- Given passage -

Mini methuselahs

Three score years and ten, the often quoted average lifespan of humans, is becoming an underestimate in many parts of the world. Typical UK male lifespans have risen from 48 in 1901 to 75 in 2000 and female lifespans from 49 to 80. This trend shows no sign of abating: female life expectancy in Japan is estimated to reach 100 in 2060, with the UK following in 2085.

While ageing populations will place increasing demands on healthcare, people are, in general, healthier than they ever were for any given age. Yet little is known about the underlying principles of ageing, only that, as we get older, a bewildering array of changes occurs in the body, with proteins, DNA and lipids accumulating multiple forms of damage. Such damage can lead to disease in almost all tissues, and different types of disease in any one tissue. "For a long time people thought that ageing wasn’t a process, it was lots of processes and had many different causes," says Professor Linda Partridge, who is leading a new collaborative project that aims to understand the processes of ageing. "So it was thought that we wouldn’t be able to find experimental interventions that could slow things down, and therefore we couldn’t find medical treatments that could slow things down either."

Remarkably, two different ways of slowing down ageing have emerged over the last few years, and these will be the focus of the six researchers in the collaboration, backed by £4.8 million funding from the Wellcome Trust Functional Genomics Development Initiative. Both methods of slowing ageing work in distantly related organisms. "That’s what we’re after: interventions that are evolutionarily conserved," says Professor Partridge. "We can then use the fantastic power of genetics and genome sequences in the fruit fly [Drosophila] and the nematode worm [Caenorhabditis elegans], both of which have short lifespans and age quickly, to discover things and test their role in mammals."

Eat less, live long

The first of the two interventions is the simple matter of eating less. This phenomenon was originally found in rats and mice put on a diet of about half of their normal food intake. Not only was their lifespan extended greatly, but there was also a decline in the rate at which death rate increases with age - a hallmark of altering the ageing process itself.

"Those rodents are quite amazing," says Professor Partridge; "almost all age-related pathologies are greatly slowed down, damage to macromolecules is reduced, and tissue strength and immune function is maintained at youthful values."

Eating less extends the lifespan across the evolutionary range. Creatures ranging from yeast to mammals show the characteristic slowing of mortality. Such an advantage comes at a price, however: in every organism it is accompanied by often dramatic decreases in fertility.

"Drosophila do a beautiful caloric restriction response," says Professor Partridge. "Average lifespan almost doubles, and the changes in patterns of gene expression seen during normal ageing are slowed down. But caloric restriction is not really understood - so in our programme we are discovering some of the genes and mechanisms at work in worms and flies. If a gene or mechanism is present in both, it is likely to be conserved across very large evolutionary distances, and it is then worth looking in mice to see whether it also plays a role in ageing in mammals."

Energy control

The second intervention that affects lifespan was also discovered serendipitously. Researchers studying a hibernating larval form of the nematode worm, which the worm goes into if it hits hard times through lack of food or overcrowding, found certain mutations that direct worms into this larval state even during good times. And it turns out that mutations in the same genes also caused the adult worm to be long lived.

- Task requirements -
1/ Decide whether each statement agrees with the lifespan article: (a) The collaboration is backed by £4.8 million from the Wellcome Trust. (b) Eating less extends lifespan without affecting fertility. (c) UK female life expectancy is estimated to reach 100 before Japan's does. For each, answer yes or no and quote the words of the article that settle it.
2/ Carry on the lifespan article from its last sentence.

- Provided information -
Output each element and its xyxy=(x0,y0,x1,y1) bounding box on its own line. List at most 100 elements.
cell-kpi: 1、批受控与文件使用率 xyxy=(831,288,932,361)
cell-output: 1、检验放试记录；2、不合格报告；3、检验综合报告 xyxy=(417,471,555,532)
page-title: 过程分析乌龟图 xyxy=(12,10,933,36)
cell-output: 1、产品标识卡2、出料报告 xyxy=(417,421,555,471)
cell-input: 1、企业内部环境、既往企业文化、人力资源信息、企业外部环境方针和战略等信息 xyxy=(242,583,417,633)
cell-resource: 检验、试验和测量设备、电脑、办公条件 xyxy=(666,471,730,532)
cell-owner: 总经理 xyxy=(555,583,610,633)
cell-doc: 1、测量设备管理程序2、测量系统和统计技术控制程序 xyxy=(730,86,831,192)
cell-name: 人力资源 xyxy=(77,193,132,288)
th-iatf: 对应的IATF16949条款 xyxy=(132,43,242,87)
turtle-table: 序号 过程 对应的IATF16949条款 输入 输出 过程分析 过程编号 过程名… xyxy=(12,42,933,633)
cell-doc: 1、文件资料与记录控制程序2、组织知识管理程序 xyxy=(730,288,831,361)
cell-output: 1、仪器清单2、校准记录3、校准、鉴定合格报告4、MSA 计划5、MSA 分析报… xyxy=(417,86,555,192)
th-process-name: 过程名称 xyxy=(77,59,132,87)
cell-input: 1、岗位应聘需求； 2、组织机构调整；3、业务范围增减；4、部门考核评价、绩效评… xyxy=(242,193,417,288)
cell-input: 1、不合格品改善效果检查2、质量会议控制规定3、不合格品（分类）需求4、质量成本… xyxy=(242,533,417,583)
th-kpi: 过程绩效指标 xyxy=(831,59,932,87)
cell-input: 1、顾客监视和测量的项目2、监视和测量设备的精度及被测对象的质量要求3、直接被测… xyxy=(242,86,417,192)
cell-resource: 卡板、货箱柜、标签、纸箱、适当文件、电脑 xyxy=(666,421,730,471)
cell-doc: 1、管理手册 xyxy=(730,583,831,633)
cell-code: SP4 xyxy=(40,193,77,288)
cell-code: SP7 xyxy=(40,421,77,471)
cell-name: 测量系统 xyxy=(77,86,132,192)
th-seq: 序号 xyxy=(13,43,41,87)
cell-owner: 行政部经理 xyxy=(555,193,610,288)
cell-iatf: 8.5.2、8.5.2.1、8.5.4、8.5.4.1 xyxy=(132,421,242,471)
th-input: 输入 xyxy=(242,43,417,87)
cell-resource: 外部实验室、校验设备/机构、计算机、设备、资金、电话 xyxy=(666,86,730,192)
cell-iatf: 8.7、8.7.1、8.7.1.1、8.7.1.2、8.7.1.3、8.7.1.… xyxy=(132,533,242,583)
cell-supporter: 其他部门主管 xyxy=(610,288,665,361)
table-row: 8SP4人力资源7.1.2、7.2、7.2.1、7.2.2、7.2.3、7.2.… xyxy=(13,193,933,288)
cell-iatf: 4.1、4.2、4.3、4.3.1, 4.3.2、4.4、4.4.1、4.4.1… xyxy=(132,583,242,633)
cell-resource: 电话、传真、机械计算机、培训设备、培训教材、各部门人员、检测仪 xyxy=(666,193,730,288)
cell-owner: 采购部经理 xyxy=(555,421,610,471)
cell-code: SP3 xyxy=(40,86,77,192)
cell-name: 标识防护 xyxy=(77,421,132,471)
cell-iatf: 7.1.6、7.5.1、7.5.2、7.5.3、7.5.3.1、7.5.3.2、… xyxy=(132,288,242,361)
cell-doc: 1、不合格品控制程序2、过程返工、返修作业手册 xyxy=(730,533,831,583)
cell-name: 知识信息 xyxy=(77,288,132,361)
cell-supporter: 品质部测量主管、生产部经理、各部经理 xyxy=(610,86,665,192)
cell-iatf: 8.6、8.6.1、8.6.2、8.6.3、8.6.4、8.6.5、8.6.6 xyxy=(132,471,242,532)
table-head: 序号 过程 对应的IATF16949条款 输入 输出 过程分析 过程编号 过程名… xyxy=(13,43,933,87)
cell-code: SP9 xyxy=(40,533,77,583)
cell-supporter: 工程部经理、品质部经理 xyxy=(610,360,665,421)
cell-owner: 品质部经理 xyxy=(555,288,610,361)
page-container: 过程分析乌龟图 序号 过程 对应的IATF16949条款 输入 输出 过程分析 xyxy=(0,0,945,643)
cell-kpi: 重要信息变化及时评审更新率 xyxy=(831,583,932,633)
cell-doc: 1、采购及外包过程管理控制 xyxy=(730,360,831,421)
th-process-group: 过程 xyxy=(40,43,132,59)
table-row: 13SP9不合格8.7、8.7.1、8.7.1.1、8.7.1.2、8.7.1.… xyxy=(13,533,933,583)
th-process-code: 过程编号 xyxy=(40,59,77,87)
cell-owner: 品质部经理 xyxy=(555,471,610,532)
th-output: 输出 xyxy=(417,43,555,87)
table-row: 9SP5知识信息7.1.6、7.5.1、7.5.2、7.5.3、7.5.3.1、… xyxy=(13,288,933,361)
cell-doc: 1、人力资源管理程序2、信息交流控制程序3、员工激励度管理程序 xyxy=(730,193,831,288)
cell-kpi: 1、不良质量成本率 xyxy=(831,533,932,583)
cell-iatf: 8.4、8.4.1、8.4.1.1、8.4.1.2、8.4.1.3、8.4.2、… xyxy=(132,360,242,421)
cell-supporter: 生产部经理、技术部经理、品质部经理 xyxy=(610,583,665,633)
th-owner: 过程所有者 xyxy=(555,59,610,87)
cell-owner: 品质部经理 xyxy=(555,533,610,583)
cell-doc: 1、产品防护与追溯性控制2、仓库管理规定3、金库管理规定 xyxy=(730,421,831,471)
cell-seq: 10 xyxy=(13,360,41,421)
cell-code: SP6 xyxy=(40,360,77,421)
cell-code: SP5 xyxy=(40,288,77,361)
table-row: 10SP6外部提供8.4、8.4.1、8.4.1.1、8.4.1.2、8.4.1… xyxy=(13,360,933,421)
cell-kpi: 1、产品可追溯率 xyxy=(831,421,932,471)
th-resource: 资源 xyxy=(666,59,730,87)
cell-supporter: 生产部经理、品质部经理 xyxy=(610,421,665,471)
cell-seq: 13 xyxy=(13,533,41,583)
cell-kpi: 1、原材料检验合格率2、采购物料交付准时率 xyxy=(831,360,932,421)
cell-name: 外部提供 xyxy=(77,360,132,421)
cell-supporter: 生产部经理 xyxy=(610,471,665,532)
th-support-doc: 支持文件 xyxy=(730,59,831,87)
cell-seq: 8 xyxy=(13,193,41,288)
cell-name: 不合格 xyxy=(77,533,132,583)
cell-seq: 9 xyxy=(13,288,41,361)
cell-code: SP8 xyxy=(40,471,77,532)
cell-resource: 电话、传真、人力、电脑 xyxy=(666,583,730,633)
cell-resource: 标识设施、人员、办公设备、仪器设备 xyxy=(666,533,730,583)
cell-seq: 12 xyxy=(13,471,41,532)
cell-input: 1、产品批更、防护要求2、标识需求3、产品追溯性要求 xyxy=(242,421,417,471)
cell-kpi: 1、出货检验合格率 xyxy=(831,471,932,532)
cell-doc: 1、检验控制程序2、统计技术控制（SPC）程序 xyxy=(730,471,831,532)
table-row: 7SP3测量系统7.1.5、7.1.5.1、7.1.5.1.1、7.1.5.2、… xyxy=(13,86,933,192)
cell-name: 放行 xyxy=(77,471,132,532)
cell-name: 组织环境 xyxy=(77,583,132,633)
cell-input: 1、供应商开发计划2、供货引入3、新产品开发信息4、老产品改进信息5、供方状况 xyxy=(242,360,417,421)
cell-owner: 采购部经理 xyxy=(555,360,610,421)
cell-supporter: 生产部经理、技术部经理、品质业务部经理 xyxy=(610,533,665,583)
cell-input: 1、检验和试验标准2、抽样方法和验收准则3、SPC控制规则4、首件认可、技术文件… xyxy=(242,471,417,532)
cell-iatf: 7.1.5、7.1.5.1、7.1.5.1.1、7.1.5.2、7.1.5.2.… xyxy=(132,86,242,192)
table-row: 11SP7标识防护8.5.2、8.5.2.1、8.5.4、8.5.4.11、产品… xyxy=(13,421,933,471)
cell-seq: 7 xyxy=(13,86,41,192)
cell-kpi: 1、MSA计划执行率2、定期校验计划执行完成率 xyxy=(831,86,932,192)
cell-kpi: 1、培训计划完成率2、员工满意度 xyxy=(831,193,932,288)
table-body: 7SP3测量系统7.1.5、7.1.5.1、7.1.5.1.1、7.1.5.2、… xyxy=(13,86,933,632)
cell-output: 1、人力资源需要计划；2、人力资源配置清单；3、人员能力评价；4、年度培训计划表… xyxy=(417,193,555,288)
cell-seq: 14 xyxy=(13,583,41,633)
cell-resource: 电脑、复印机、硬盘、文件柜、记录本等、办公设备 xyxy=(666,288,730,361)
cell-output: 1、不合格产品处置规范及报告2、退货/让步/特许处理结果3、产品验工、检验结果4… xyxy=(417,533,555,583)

- Exercise results -
1/
(a) Yes: "backed by £4.8 million funding from the Wellcome Trust Functional Genomics Development Initiative"
(b) No: "in every organism it is accompanied by often dramatic decreases in fertility"
(c) No: "female life expectancy in Japan is estimated to reach 100 in 2060, with the UK following in 2085"

2/
The worm genes involved are components of a pathway that controls metabolism, growth and fecundity: the insulin/insulin-like growth factor (IGF) pathway. Certain mutations in genes in the same pathway in Drosophila make the flies long lived, indicating that this role of the pathway may be conserved in evolution. Interestingly, the mutations that make the fly long lived - such as chico (Spanish for small boy) - also cause dwarfism, a characteristic that these flies share with long-lived mutant strains of mice, such as the Snell, Ames and Laron dwarves. Mutations in this pathway in fly and mouse can also cause sterility.

"So longevity and reproduction keep coming up as a recurrent theme," points out Professor Partridge. "Both these two interventions - caloric restriction and mutations in the insulin/IGF pathway - seem to affect mechanisms that match reproductive rate to nutrient supply. These are the two interventions that we’re focusing on, trying to find a lot more about how they work in the fly, the worm and the mouse."

If eating less or genetic mutations increase lifespan, how do they do so? The likelihood is that they are influencing the amount of ageing-related damage that accumulates in cells and tissues. "The leading candidate is the oxidative damage theory - that free radicals cause damage to all sorts of different molecules," says Professor Partridge. Free radicals are highly reactive versions of oxygen, produced by the energy-producing powerplants of the cells, the mitochondria. "We know that the impact of oxidative damage increases with age," she says, "but actually getting an experiment to show that these are the critical mechanisms of damage associated with ageing, and are affected by these interventions, that’s much tougher."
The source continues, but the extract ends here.